▸ **What the exercise asks**
Pull out each line of the data that includes the word "SYSTEM".
§ §
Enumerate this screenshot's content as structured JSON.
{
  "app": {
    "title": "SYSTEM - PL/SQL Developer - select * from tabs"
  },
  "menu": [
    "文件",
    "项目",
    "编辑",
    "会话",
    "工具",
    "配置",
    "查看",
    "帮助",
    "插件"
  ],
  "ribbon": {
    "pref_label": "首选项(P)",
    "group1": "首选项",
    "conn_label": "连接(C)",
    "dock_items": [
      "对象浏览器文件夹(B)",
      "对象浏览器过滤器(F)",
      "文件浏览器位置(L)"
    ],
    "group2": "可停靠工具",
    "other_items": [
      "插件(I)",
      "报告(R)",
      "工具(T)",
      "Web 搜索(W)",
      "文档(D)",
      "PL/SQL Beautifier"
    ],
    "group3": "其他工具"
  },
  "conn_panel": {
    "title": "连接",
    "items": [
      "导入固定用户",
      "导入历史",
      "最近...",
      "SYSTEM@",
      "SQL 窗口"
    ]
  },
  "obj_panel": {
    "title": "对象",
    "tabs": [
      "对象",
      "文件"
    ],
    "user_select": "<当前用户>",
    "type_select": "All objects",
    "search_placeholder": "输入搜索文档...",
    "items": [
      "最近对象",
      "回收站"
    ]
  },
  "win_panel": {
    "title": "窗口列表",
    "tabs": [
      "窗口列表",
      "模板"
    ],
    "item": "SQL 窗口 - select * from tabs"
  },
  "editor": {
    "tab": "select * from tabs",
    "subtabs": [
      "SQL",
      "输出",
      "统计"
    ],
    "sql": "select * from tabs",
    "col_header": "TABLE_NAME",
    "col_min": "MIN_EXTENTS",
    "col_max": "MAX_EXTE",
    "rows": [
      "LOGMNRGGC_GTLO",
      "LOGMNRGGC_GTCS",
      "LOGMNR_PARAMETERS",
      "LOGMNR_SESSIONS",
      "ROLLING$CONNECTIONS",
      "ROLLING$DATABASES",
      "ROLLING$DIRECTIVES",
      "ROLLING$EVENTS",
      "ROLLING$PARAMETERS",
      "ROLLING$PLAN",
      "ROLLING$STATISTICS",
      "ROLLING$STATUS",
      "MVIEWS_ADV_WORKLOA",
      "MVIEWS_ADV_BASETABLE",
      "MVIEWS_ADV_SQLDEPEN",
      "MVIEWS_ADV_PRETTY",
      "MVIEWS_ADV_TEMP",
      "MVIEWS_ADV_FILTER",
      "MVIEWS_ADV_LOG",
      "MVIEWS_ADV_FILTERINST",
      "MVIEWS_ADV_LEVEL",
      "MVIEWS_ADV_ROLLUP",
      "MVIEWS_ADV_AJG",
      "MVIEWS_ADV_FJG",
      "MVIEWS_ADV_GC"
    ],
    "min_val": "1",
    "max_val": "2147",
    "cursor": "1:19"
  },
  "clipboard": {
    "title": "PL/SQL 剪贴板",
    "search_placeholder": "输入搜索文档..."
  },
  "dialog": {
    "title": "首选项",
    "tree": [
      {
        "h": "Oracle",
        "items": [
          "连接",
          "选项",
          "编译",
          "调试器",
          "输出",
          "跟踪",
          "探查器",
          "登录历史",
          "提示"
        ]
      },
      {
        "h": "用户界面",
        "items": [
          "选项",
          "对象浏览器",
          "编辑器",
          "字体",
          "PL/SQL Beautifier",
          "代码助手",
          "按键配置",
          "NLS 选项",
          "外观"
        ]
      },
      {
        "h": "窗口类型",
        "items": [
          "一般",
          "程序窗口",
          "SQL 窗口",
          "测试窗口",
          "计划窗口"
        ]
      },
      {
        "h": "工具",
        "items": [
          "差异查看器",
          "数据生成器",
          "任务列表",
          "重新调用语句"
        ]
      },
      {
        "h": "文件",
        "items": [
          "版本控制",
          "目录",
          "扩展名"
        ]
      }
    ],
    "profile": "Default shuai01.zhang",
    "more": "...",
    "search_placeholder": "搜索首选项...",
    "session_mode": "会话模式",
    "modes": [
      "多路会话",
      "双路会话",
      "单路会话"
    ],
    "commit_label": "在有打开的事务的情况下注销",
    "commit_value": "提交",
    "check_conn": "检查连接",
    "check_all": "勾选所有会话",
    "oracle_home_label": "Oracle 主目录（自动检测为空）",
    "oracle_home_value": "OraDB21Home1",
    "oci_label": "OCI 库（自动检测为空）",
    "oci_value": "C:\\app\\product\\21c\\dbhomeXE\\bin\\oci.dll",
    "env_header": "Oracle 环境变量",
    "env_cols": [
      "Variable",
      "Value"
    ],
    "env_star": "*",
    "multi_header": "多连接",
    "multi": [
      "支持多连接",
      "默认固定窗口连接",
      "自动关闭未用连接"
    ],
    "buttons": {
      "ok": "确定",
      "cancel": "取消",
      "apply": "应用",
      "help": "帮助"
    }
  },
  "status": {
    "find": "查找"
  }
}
§ §
▸ **Task result**
    "title": "SYSTEM - PL/SQL Developer - select * from tabs"
      "SYSTEM@",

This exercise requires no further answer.